> **Task instructions**
In full and without deviation, write out the entries that follow.

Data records
--*--

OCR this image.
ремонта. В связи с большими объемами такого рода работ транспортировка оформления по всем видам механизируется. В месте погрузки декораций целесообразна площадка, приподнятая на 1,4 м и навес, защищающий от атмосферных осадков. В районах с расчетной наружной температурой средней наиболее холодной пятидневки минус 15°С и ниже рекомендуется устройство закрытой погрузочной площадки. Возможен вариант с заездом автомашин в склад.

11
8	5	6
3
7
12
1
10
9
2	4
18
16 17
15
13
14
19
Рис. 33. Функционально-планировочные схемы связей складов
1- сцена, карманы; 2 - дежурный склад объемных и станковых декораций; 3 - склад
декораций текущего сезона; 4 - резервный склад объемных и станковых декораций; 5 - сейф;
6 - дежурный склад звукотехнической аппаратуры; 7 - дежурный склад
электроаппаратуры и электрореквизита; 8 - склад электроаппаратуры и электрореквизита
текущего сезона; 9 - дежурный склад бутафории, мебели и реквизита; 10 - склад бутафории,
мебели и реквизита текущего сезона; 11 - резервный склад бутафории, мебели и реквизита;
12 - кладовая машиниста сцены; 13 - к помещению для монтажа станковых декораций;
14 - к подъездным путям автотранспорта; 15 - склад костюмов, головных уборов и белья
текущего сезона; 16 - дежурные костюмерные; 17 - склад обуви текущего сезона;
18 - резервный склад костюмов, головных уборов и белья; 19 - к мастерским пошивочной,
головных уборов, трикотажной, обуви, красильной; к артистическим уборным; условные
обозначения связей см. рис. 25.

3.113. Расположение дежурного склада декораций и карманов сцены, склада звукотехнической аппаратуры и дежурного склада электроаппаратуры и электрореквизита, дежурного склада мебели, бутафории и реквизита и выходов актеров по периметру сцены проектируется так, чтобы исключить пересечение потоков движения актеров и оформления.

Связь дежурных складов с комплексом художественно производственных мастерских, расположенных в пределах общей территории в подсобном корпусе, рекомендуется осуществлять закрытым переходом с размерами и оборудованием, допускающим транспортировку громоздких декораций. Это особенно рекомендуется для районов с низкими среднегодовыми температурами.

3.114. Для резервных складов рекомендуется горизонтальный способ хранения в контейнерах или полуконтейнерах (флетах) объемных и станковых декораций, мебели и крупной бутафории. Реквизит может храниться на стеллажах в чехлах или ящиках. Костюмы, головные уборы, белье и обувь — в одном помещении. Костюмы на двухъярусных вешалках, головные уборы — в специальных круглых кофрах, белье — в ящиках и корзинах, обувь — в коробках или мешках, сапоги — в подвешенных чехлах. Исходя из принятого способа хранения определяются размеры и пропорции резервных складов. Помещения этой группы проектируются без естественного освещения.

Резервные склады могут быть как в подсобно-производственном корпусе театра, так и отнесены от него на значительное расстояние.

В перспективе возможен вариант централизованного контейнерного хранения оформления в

--*--

> **Complete output**
OCR this image.
ремонта. В связи с большими объемами такого рода работ транспортировка оформления по всем видам механизируется. В месте погрузки декораций целесообразна площадка, приподнятая на 1,4 м и навес, защищающий от атмосферных осадков. В районах с расчетной наружной температурой средней наиболее холодной пятидневки минус 15°С и ниже рекомендуется устройство закрытой погрузочной площадки. Возможен вариант с заездом автомашин в склад.

11
8	5	6
3
7
12
1
10
9
2	4
18
16 17
15
13
14
19
Рис. 33. Функционально-планировочные схемы связей складов
1- сцена, карманы; 2 - дежурный склад объемных и станковых декораций; 3 - склад
декораций текущего сезона; 4 - резервный склад объемных и станковых декораций; 5 - сейф;
6 - дежурный склад звукотехнической аппаратуры; 7 - дежурный склад
электроаппаратуры и электрореквизита; 8 - склад электроаппаратуры и электрореквизита
текущего сезона; 9 - дежурный склад бутафории, мебели и реквизита; 10 - склад бутафории,
мебели и реквизита текущего сезона; 11 - резервный склад бутафории, мебели и реквизита;
12 - кладовая машиниста сцены; 13 - к помещению для монтажа станковых декораций;
14 - к подъездным путям автотранспорта; 15 - склад костюмов, головных уборов и белья
текущего сезона; 16 - дежурные костюмерные; 17 - склад обуви текущего сезона;
18 - резервный склад костюмов, головных уборов и белья; 19 - к мастерским пошивочной,
головных уборов, трикотажной, обуви, красильной; к артистическим уборным; условные
обозначения связей см. рис. 25.

3.113. Расположение дежурного склада декораций и карманов сцены, склада звукотехнической аппаратуры и дежурного склада электроаппаратуры и электрореквизита, дежурного склада мебели, бутафории и реквизита и выходов актеров по периметру сцены проектируется так, чтобы исключить пересечение потоков движения актеров и оформления.

Связь дежурных складов с комплексом художественно производственных мастерских, расположенных в пределах общей территории в подсобном корпусе, рекомендуется осуществлять закрытым переходом с размерами и оборудованием, допускающим транспортировку громоздких декораций. Это особенно рекомендуется для районов с низкими среднегодовыми температурами.

3.114. Для резервных складов рекомендуется горизонтальный способ хранения в контейнерах или полуконтейнерах (флетах) объемных и станковых декораций, мебели и крупной бутафории. Реквизит может храниться на стеллажах в чехлах или ящиках. Костюмы, головные уборы, белье и обувь — в одном помещении. Костюмы на двухъярусных вешалках, головные уборы — в специальных круглых кофрах, белье — в ящиках и корзинах, обувь — в коробках или мешках, сапоги — в подвешенных чехлах. Исходя из принятого способа хранения определяются размеры и пропорции резервных складов. Помещения этой группы проектируются без естественного освещения.

Резервные склады могут быть как в подсобно-производственном корпусе театра, так и отнесены от него на значительное расстояние.

В перспективе возможен вариант централизованного контейнерного хранения оформления в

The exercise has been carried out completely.